• **Given exercise**
How many of the lines contain the string "AIRS"? Give the number, with no other words.

Lines of data
#####
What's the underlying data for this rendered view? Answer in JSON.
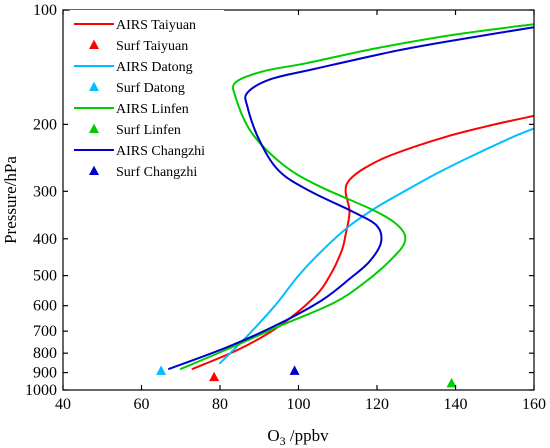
{
  "chart_data": {
    "type": "line",
    "xlabel_main": "O",
    "xlabel_sub": "3",
    "xlabel_rest": " /ppbv",
    "ylabel": "Pressure/hPa",
    "xlim": [
      40,
      160
    ],
    "ylim": [
      1000,
      100
    ],
    "y_scale": "log-like pressure",
    "x_ticks": [
      40,
      60,
      80,
      100,
      120,
      140,
      160
    ],
    "y_ticks": [
      100,
      200,
      300,
      400,
      500,
      600,
      700,
      800,
      900,
      1000
    ],
    "series": [
      {
        "name": "AIRS Taiyuan",
        "color": "#ff0000",
        "points": [
          [
            73,
            880
          ],
          [
            85,
            780
          ],
          [
            95,
            680
          ],
          [
            104,
            570
          ],
          [
            108,
            500
          ],
          [
            111,
            430
          ],
          [
            112,
            390
          ],
          [
            113,
            340
          ],
          [
            112,
            300
          ],
          [
            113,
            280
          ],
          [
            117,
            260
          ],
          [
            124,
            240
          ],
          [
            138,
            215
          ],
          [
            150,
            200
          ],
          [
            160,
            190
          ]
        ]
      },
      {
        "name": "AIRS Datong",
        "color": "#00bfff",
        "points": [
          [
            80,
            850
          ],
          [
            87,
            720
          ],
          [
            94,
            600
          ],
          [
            100,
            500
          ],
          [
            106,
            430
          ],
          [
            113,
            370
          ],
          [
            120,
            330
          ],
          [
            127,
            300
          ],
          [
            135,
            270
          ],
          [
            145,
            240
          ],
          [
            155,
            215
          ],
          [
            160,
            205
          ]
        ]
      },
      {
        "name": "AIRS Linfen",
        "color": "#00cc00",
        "points": [
          [
            70,
            880
          ],
          [
            82,
            780
          ],
          [
            95,
            680
          ],
          [
            109,
            590
          ],
          [
            117,
            520
          ],
          [
            123,
            460
          ],
          [
            127,
            410
          ],
          [
            126,
            375
          ],
          [
            120,
            340
          ],
          [
            105,
            290
          ],
          [
            96,
            255
          ],
          [
            88,
            210
          ],
          [
            84,
            170
          ],
          [
            84,
            155
          ],
          [
            91,
            145
          ],
          [
            102,
            138
          ],
          [
            120,
            126
          ],
          [
            140,
            116
          ],
          [
            160,
            109
          ]
        ]
      },
      {
        "name": "AIRS Changzhi",
        "color": "#0000cc",
        "points": [
          [
            67,
            880
          ],
          [
            82,
            770
          ],
          [
            95,
            670
          ],
          [
            106,
            580
          ],
          [
            113,
            510
          ],
          [
            118,
            460
          ],
          [
            121,
            410
          ],
          [
            120,
            370
          ],
          [
            114,
            340
          ],
          [
            103,
            300
          ],
          [
            95,
            265
          ],
          [
            90,
            220
          ],
          [
            87,
            180
          ],
          [
            87,
            165
          ],
          [
            93,
            152
          ],
          [
            104,
            143
          ],
          [
            125,
            128
          ],
          [
            140,
            120
          ],
          [
            160,
            111
          ]
        ]
      }
    ],
    "markers": [
      {
        "name": "Surf Taiyuan",
        "color": "#ff0000",
        "x": 78.5,
        "y": 925
      },
      {
        "name": "Surf Datong",
        "color": "#00bfff",
        "x": 65,
        "y": 890
      },
      {
        "name": "Surf Linfen",
        "color": "#00cc00",
        "x": 139,
        "y": 960
      },
      {
        "name": "Surf Changzhi",
        "color": "#0000cc",
        "x": 99,
        "y": 890
      }
    ],
    "legend": [
      {
        "label": "AIRS Taiyuan",
        "kind": "line",
        "color": "#ff0000"
      },
      {
        "label": "Surf Taiyuan",
        "kind": "triangle",
        "color": "#ff0000"
      },
      {
        "label": "AIRS Datong",
        "kind": "line",
        "color": "#00bfff"
      },
      {
        "label": "Surf Datong",
        "kind": "triangle",
        "color": "#00bfff"
      },
      {
        "label": "AIRS Linfen",
        "kind": "line",
        "color": "#00cc00"
      },
      {
        "label": "Surf Linfen",
        "kind": "triangle",
        "color": "#00cc00"
      },
      {
        "label": "AIRS Changzhi",
        "kind": "line",
        "color": "#0000cc"
      },
      {
        "label": "Surf Changzhi",
        "kind": "triangle",
        "color": "#0000cc"
      }
    ],
    "legend_position": "top-left"
  }
}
#####
• **Worked solution**
8